* **Your objective**:
Copy every line of the entries that includes the word "Given".

* **Entries supplied**:
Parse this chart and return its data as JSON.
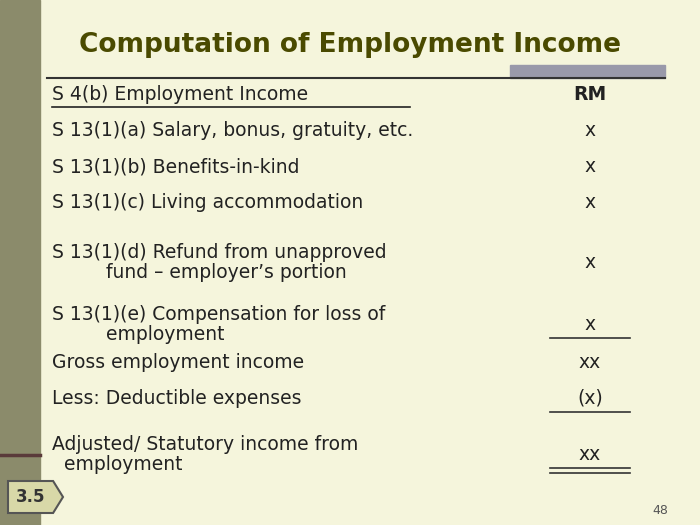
{
  "title": "Computation of Employment Income",
  "title_color": "#4a4a00",
  "title_fontsize": 19,
  "background_color": "#f5f5dc",
  "left_bar_color": "#8b8b6b",
  "left_bar_width": 0.057,
  "slide_number": "48",
  "badge_text": "3.5",
  "badge_bg": "#d8d8a8",
  "badge_border": "#555555",
  "rows": [
    {
      "left": "S 4(b) Employment Income",
      "right": "RM",
      "underline_left": true,
      "right_bold": true,
      "right_italic": false,
      "line_below_right": false,
      "double_line": false,
      "two_lines": false
    },
    {
      "left": "S 13(1)(a) Salary, bonus, gratuity, etc.",
      "right": "x",
      "underline_left": false,
      "right_bold": false,
      "right_italic": false,
      "line_below_right": false,
      "double_line": false,
      "two_lines": false
    },
    {
      "left": "S 13(1)(b) Benefits-in-kind",
      "right": "x",
      "underline_left": false,
      "right_bold": false,
      "right_italic": false,
      "line_below_right": false,
      "double_line": false,
      "two_lines": false
    },
    {
      "left": "S 13(1)(c) Living accommodation",
      "right": "x",
      "underline_left": false,
      "right_bold": false,
      "right_italic": false,
      "line_below_right": false,
      "double_line": false,
      "two_lines": false
    },
    {
      "left": "S 13(1)(d) Refund from unapproved",
      "left2": "         fund – employer’s portion",
      "right": "x",
      "underline_left": false,
      "right_bold": false,
      "right_italic": false,
      "line_below_right": false,
      "double_line": false,
      "two_lines": true
    },
    {
      "left": "S 13(1)(e) Compensation for loss of",
      "left2": "         employment",
      "right": "x",
      "underline_left": false,
      "right_bold": false,
      "right_italic": false,
      "line_below_right": true,
      "double_line": false,
      "two_lines": true
    },
    {
      "left": "Gross employment income",
      "right": "xx",
      "underline_left": false,
      "right_bold": false,
      "right_italic": false,
      "line_below_right": false,
      "double_line": false,
      "two_lines": false
    },
    {
      "left": "Less: Deductible expenses",
      "right": "(x)",
      "underline_left": false,
      "right_bold": false,
      "right_italic": false,
      "line_below_right": true,
      "double_line": false,
      "two_lines": false
    },
    {
      "left": "Adjusted/ Statutory income from",
      "left2": "  employment",
      "right": "xx",
      "underline_left": false,
      "right_bold": false,
      "right_italic": false,
      "line_below_right": true,
      "double_line": true,
      "two_lines": true
    }
  ],
  "top_bar_color": "#9999aa",
  "text_color": "#222222",
  "font_family": "DejaVu Sans"
}
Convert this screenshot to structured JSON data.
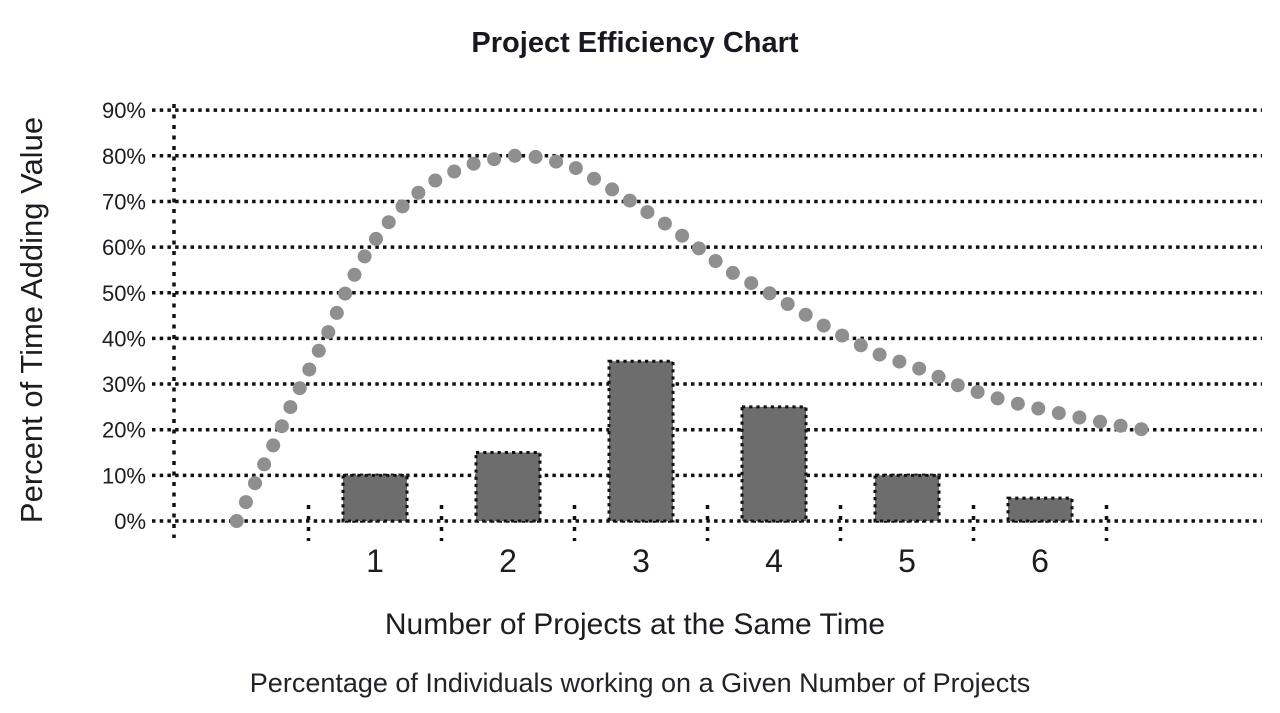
{
  "chart_data": {
    "type": "bar",
    "title": "Project Efficiency Chart",
    "xlabel": "Number of Projects at the Same Time",
    "ylabel": "Percent of Time Adding Value",
    "caption": "Percentage of Individuals working on a Given Number of Projects",
    "categories": [
      "1",
      "2",
      "3",
      "4",
      "5",
      "6"
    ],
    "y_ticks": [
      "0%",
      "10%",
      "20%",
      "30%",
      "40%",
      "50%",
      "60%",
      "70%",
      "80%",
      "90%"
    ],
    "ylim": [
      0,
      90
    ],
    "grid": true,
    "legend": "none",
    "series": [
      {
        "name": "Percentage of Individuals working on a Given Number of Projects",
        "type": "bar",
        "color": "#6d6d6d",
        "values": [
          10,
          15,
          35,
          25,
          10,
          5
        ]
      },
      {
        "name": "Percent of Time Adding Value",
        "type": "dotted-curve",
        "color": "#8f8f8f",
        "points": [
          {
            "x": -0.04,
            "y": 0
          },
          {
            "x": 0.11,
            "y": 9
          },
          {
            "x": 0.25,
            "y": 17.5
          },
          {
            "x": 0.38,
            "y": 26
          },
          {
            "x": 0.52,
            "y": 34
          },
          {
            "x": 0.66,
            "y": 42
          },
          {
            "x": 0.8,
            "y": 51.5
          },
          {
            "x": 0.96,
            "y": 60
          },
          {
            "x": 1.17,
            "y": 68
          },
          {
            "x": 1.41,
            "y": 74
          },
          {
            "x": 1.7,
            "y": 78
          },
          {
            "x": 2.01,
            "y": 80
          },
          {
            "x": 2.17,
            "y": 80
          },
          {
            "x": 2.47,
            "y": 78
          },
          {
            "x": 2.82,
            "y": 72
          },
          {
            "x": 3.24,
            "y": 64
          },
          {
            "x": 3.65,
            "y": 55
          },
          {
            "x": 3.99,
            "y": 49.5
          },
          {
            "x": 4.42,
            "y": 42
          },
          {
            "x": 4.77,
            "y": 36.7
          },
          {
            "x": 5.11,
            "y": 33.2
          },
          {
            "x": 5.41,
            "y": 29.4
          },
          {
            "x": 5.72,
            "y": 26.5
          },
          {
            "x": 6.05,
            "y": 24.2
          },
          {
            "x": 6.39,
            "y": 22.1
          },
          {
            "x": 6.71,
            "y": 20.3
          },
          {
            "x": 6.89,
            "y": 19.6
          }
        ]
      }
    ],
    "colors": {
      "bar_fill": "#6d6d6d",
      "dot_fill": "#8f8f8f",
      "grid_line": "#111111",
      "text": "#1c1c22",
      "background": "#ffffff"
    }
  }
}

* **Solved problem**:
    "caption": "Percentage of Individuals working on a Given Number of Projects",
        "name": "Percentage of Individuals working on a Given Number of Projects",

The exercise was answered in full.